● **WORK REQUIRED**
Each entry below is to be duplicated verbatim.

● **Figure data in JSON**
========
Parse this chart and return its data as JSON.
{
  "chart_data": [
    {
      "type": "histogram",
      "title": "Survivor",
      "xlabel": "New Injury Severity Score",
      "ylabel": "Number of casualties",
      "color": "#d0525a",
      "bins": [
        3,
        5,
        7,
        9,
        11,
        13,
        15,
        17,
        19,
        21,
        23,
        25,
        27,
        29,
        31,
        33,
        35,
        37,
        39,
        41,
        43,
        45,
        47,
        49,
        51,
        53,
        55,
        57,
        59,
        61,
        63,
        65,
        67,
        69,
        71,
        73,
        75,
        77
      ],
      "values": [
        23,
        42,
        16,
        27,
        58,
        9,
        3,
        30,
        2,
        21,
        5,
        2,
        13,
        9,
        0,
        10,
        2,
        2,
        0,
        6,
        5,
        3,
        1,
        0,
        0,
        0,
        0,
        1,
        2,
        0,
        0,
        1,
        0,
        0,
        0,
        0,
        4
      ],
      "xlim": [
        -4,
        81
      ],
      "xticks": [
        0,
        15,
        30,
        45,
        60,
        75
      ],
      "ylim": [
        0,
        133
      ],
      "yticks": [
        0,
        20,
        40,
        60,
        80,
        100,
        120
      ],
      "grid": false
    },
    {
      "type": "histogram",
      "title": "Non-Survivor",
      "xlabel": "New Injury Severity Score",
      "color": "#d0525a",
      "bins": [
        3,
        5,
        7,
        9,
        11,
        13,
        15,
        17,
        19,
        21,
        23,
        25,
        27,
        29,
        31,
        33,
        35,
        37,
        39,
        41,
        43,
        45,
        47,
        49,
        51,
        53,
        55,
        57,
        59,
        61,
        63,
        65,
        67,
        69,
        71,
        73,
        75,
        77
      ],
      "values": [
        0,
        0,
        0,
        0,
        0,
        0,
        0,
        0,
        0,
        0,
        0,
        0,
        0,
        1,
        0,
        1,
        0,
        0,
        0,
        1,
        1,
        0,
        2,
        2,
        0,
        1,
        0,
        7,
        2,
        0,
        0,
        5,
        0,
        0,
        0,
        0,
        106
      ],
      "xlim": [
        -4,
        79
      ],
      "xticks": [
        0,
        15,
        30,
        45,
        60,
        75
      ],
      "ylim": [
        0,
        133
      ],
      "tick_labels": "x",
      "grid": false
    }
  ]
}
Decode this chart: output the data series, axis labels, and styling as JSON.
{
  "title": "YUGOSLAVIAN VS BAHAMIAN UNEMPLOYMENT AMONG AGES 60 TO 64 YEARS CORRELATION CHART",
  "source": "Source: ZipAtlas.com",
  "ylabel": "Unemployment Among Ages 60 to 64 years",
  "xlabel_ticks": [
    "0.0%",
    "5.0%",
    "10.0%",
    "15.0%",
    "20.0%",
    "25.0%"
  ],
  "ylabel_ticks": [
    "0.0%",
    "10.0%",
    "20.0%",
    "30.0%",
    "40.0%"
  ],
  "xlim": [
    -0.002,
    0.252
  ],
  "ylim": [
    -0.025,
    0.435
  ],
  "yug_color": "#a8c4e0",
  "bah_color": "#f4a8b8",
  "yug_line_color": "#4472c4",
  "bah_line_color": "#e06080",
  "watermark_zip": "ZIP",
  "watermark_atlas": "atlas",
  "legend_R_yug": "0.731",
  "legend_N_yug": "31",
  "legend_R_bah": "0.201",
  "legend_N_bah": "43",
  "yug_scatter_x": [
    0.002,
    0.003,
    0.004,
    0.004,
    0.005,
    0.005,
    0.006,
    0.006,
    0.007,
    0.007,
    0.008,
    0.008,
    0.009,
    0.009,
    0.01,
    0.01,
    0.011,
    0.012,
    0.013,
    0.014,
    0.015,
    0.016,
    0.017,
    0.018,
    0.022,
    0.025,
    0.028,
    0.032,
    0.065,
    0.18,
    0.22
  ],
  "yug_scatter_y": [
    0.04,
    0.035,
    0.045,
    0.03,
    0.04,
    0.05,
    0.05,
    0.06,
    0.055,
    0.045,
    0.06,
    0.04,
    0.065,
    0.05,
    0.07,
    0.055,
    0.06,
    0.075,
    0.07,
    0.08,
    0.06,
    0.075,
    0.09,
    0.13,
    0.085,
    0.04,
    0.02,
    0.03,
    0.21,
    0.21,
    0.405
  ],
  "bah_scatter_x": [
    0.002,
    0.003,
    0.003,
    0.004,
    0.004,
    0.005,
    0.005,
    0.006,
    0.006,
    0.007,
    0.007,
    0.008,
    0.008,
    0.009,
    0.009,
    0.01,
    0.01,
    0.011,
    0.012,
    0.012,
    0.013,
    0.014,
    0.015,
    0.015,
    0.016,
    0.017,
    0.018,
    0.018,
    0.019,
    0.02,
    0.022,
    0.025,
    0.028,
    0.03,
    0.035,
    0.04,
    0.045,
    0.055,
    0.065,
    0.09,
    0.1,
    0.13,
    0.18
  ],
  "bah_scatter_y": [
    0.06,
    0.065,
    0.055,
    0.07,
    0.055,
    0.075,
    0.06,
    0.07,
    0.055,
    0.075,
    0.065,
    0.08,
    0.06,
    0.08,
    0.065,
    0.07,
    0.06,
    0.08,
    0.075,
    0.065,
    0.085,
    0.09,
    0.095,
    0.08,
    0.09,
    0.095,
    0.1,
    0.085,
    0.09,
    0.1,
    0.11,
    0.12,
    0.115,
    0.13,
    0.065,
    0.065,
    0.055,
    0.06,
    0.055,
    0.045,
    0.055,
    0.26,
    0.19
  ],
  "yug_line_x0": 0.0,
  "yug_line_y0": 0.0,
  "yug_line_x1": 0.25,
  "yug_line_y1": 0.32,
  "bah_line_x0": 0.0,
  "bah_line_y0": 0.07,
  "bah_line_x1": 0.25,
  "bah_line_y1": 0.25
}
========
● **EXPECTED ANSWER**
Parse this chart and return its data as JSON.
{
  "chart_data": [
    {
      "type": "histogram",
      "title": "Survivor",
      "xlabel": "New Injury Severity Score",
      "ylabel": "Number of casualties",
      "color": "#d0525a",
      "bins": [
        3,
        5,
        7,
        9,
        11,
        13,
        15,
        17,
        19,
        21,
        23,
        25,
        27,
        29,
        31,
        33,
        35,
        37,
        39,
        41,
        43,
        45,
        47,
        49,
        51,
        53,
        55,
        57,
        59,
        61,
        63,
        65,
        67,
        69,
        71,
        73,
        75,
        77
      ],
      "values": [
        23,
        42,
        16,
        27,
        58,
        9,
        3,
        30,
        2,
        21,
        5,
        2,
        13,
        9,
        0,
        10,
        2,
        2,
        0,
        6,
        5,
        3,
        1,
        0,
        0,
        0,
        0,
        1,
        2,
        0,
        0,
        1,
        0,
        0,
        0,
        0,
        4
      ],
      "xlim": [
        -4,
        81
      ],
      "xticks": [
        0,
        15,
        30,
        45,
        60,
        75
      ],
      "ylim": [
        0,
        133
      ],
      "yticks": [
        0,
        20,
        40,
        60,
        80,
        100,
        120
      ],
      "grid": false
    },
    {
      "type": "histogram",
      "title": "Non-Survivor",
      "xlabel": "New Injury Severity Score",
      "color": "#d0525a",
      "bins": [
        3,
        5,
        7,
        9,
        11,
        13,
        15,
        17,
        19,
        21,
        23,
        25,
        27,
        29,
        31,
        33,
        35,
        37,
        39,
        41,
        43,
        45,
        47,
        49,
        51,
        53,
        55,
        57,
        59,
        61,
        63,
        65,
        67,
        69,
        71,
        73,
        75,
        77
      ],
      "values": [
        0,
        0,
        0,
        0,
        0,
        0,
        0,
        0,
        0,
        0,
        0,
        0,
        0,
        1,
        0,
        1,
        0,
        0,
        0,
        1,
        1,
        0,
        2,
        2,
        0,
        1,
        0,
        7,
        2,
        0,
        0,
        5,
        0,
        0,
        0,
        0,
        106
      ],
      "xlim": [
        -4,
        79
      ],
      "xticks": [
        0,
        15,
        30,
        45,
        60,
        75
      ],
      "ylim": [
        0,
        133
      ],
      "tick_labels": "x",
      "grid": false
    }
  ]
}
Decode this chart: output the data series, axis labels, and styling as JSON.
{
  "title": "YUGOSLAVIAN VS BAHAMIAN UNEMPLOYMENT AMONG AGES 60 TO 64 YEARS CORRELATION CHART",
  "source": "Source: ZipAtlas.com",
  "ylabel": "Unemployment Among Ages 60 to 64 years",
  "xlabel_ticks": [
    "0.0%",
    "5.0%",
    "10.0%",
    "15.0%",
    "20.0%",
    "25.0%"
  ],
  "ylabel_ticks": [
    "0.0%",
    "10.0%",
    "20.0%",
    "30.0%",
    "40.0%"
  ],
  "xlim": [
    -0.002,
    0.252
  ],
  "ylim": [
    -0.025,
    0.435
  ],
  "yug_color": "#a8c4e0",
  "bah_color": "#f4a8b8",
  "yug_line_color": "#4472c4",
  "bah_line_color": "#e06080",
  "watermark_zip": "ZIP",
  "watermark_atlas": "atlas",
  "legend_R_yug": "0.731",
  "legend_N_yug": "31",
  "legend_R_bah": "0.201",
  "legend_N_bah": "43",
  "yug_scatter_x": [
    0.002,
    0.003,
    0.004,
    0.004,
    0.005,
    0.005,
    0.006,
    0.006,
    0.007,
    0.007,
    0.008,
    0.008,
    0.009,
    0.009,
    0.01,
    0.01,
    0.011,
    0.012,
    0.013,
    0.014,
    0.015,
    0.016,
    0.017,
    0.018,
    0.022,
    0.025,
    0.028,
    0.032,
    0.065,
    0.18,
    0.22
  ],
  "yug_scatter_y": [
    0.04,
    0.035,
    0.045,
    0.03,
    0.04,
    0.05,
    0.05,
    0.06,
    0.055,
    0.045,
    0.06,
    0.04,
    0.065,
    0.05,
    0.07,
    0.055,
    0.06,
    0.075,
    0.07,
    0.08,
    0.06,
    0.075,
    0.09,
    0.13,
    0.085,
    0.04,
    0.02,
    0.03,
    0.21,
    0.21,
    0.405
  ],
  "bah_scatter_x": [
    0.002,
    0.003,
    0.003,
    0.004,
    0.004,
    0.005,
    0.005,
    0.006,
    0.006,
    0.007,
    0.007,
    0.008,
    0.008,
    0.009,
    0.009,
    0.01,
    0.01,
    0.011,
    0.012,
    0.012,
    0.013,
    0.014,
    0.015,
    0.015,
    0.016,
    0.017,
    0.018,
    0.018,
    0.019,
    0.02,
    0.022,
    0.025,
    0.028,
    0.03,
    0.035,
    0.04,
    0.045,
    0.055,
    0.065,
    0.09,
    0.1,
    0.13,
    0.18
  ],
  "bah_scatter_y": [
    0.06,
    0.065,
    0.055,
    0.07,
    0.055,
    0.075,
    0.06,
    0.07,
    0.055,
    0.075,
    0.065,
    0.08,
    0.06,
    0.08,
    0.065,
    0.07,
    0.06,
    0.08,
    0.075,
    0.065,
    0.085,
    0.09,
    0.095,
    0.08,
    0.09,
    0.095,
    0.1,
    0.085,
    0.09,
    0.1,
    0.11,
    0.12,
    0.115,
    0.13,
    0.065,
    0.065,
    0.055,
    0.06,
    0.055,
    0.045,
    0.055,
    0.26,
    0.19
  ],
  "yug_line_x0": 0.0,
  "yug_line_y0": 0.0,
  "yug_line_x1": 0.25,
  "yug_line_y1": 0.32,
  "bah_line_x0": 0.0,
  "bah_line_y0": 0.07,
  "bah_line_x1": 0.25,
  "bah_line_y1": 0.25
}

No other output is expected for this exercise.